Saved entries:
◆ ◆ ◆ ◆ ◆ ◆ ◆

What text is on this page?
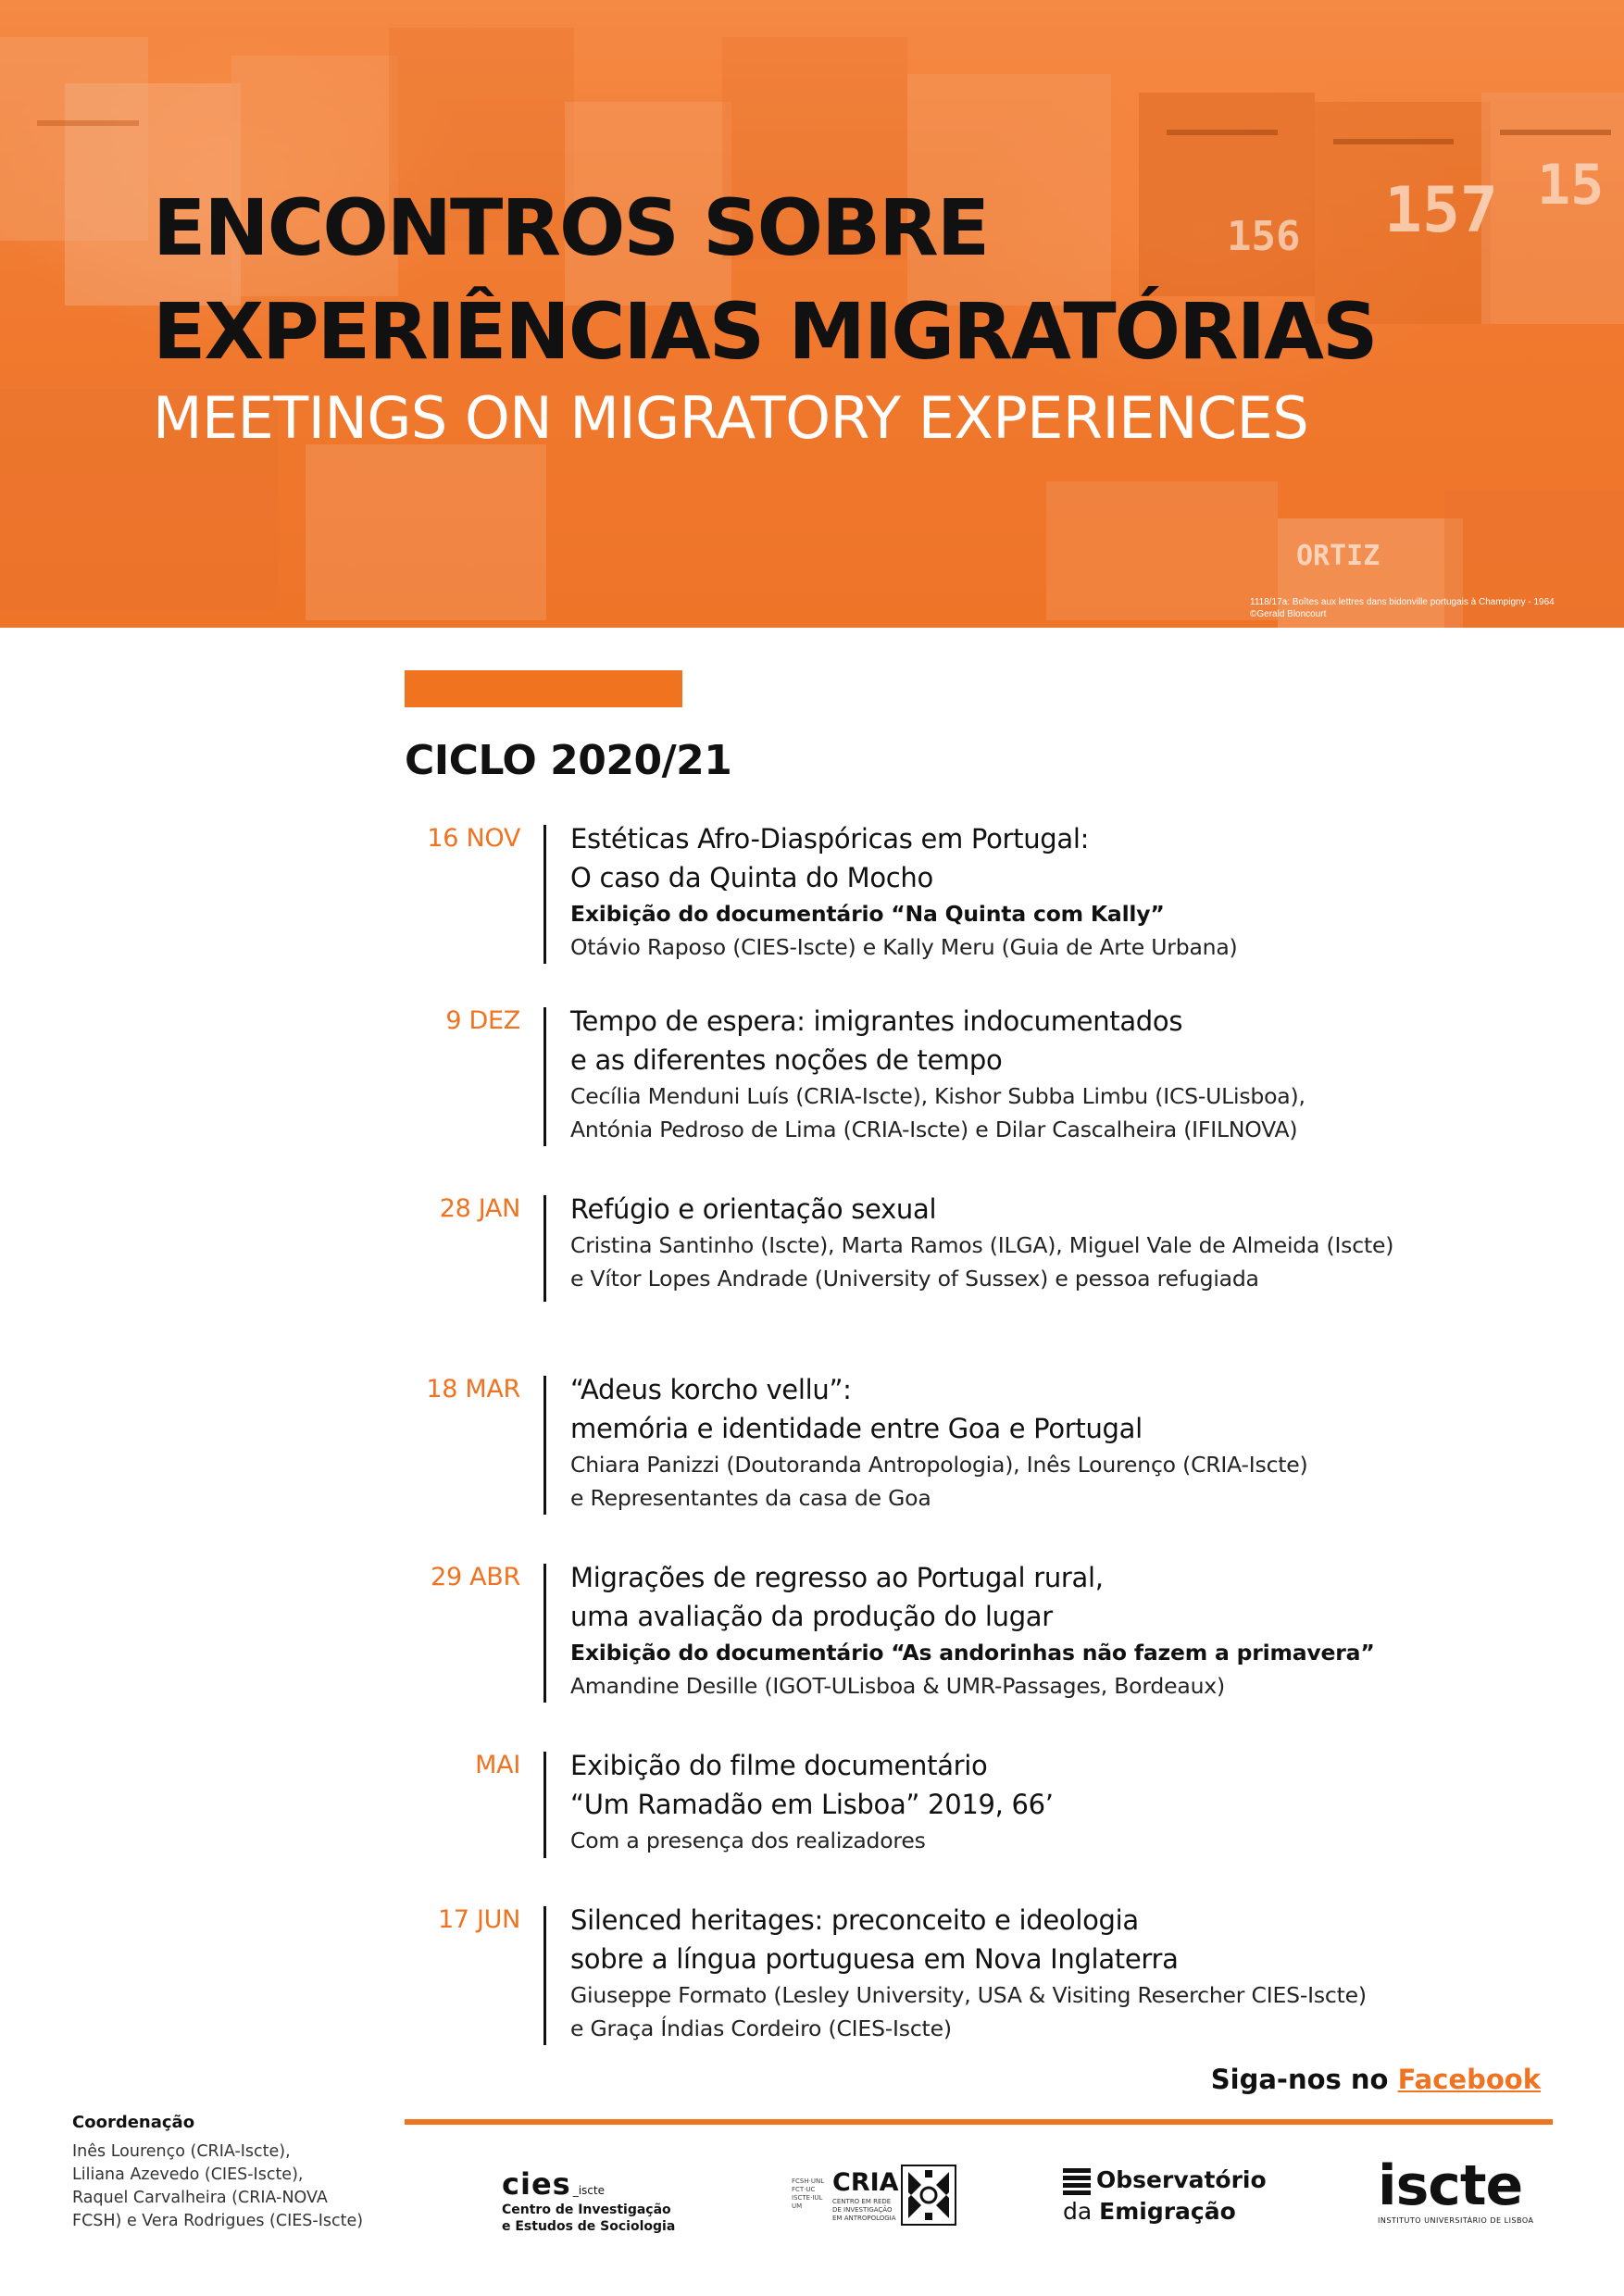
156 157 15
ORTIZ
ENCONTROS SOBRE
EXPERIÊNCIAS MIGRATÓRIAS

MEETINGS ON MIGRATORY EXPERIENCES

1118/17a: Boîtes aux lettres dans bidonville portugais à Champigny - 1964
©Gerald Bloncourt
CICLO 2020/21
16 NOV Estéticas Afro-Diaspóricas em Portugal:
O caso da Quinta do Mocho
Exibição do documentário “Na Quinta com Kally”
Otávio Raposo (CIES-Iscte) e Kally Meru (Guia de Arte Urbana)
9 DEZ Tempo de espera: imigrantes indocumentados
e as diferentes noções de tempo
Cecília Menduni Luís (CRIA-Iscte), Kishor Subba Limbu (ICS-ULisboa),
Antónia Pedroso de Lima (CRIA-Iscte) e Dilar Cascalheira (IFILNOVA)
28 JAN Refúgio e orientação sexual
Cristina Santinho (Iscte), Marta Ramos (ILGA), Miguel Vale de Almeida (Iscte)
e Vítor Lopes Andrade (University of Sussex) e pessoa refugiada
18 MAR “Adeus korcho vellu”:
memória e identidade entre Goa e Portugal
Chiara Panizzi (Doutoranda Antropologia), Inês Lourenço (CRIA-Iscte)
e Representantes da casa de Goa
29 ABR Migrações de regresso ao Portugal rural,
uma avaliação da produção do lugar
Exibição do documentário “As andorinhas não fazem a primavera”
Amandine Desille (IGOT-ULisboa & UMR-Passages, Bordeaux)
MAI Exibição do filme documentário
“Um Ramadão em Lisboa” 2019, 66’
Com a presença dos realizadores
17 JUN Silenced heritages: preconceito e ideologia
sobre a língua portuguesa em Nova Inglaterra
Giuseppe Formato (Lesley University, USA & Visiting Resercher CIES-Iscte)
e Graça Índias Cordeiro (CIES-Iscte)
Siga-nos no Facebook
Coordenação
Inês Lourenço (CRIA-Iscte),
Liliana Azevedo (CIES-Iscte),
Raquel Carvalheira (CRIA-NOVA
FCSH) e Vera Rodrigues (CIES-Iscte)
cies _iscte
Centro de Investigação
e Estudos de Sociologia
FCSH·UNL
FCT·UC
ISCTE·IUL
UM
CRIA
CENTRO EM REDE
DE INVESTIGAÇÃO
EM ANTROPOLOGIA
Observatório
da Emigração	iscte
INSTITUTO UNIVERSITÁRIO DE LISBOA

◆ ◆ ◆ ◆ ◆ ◆ ◆

# Task instructions:
Your task is to collect every line above that contains the word "documentário".

# Exercise solution:
Exibição do documentário “Na Quinta com Kally”
Exibição do documentário “As andorinhas não fazem a primavera”
MAI Exibição do filme documentário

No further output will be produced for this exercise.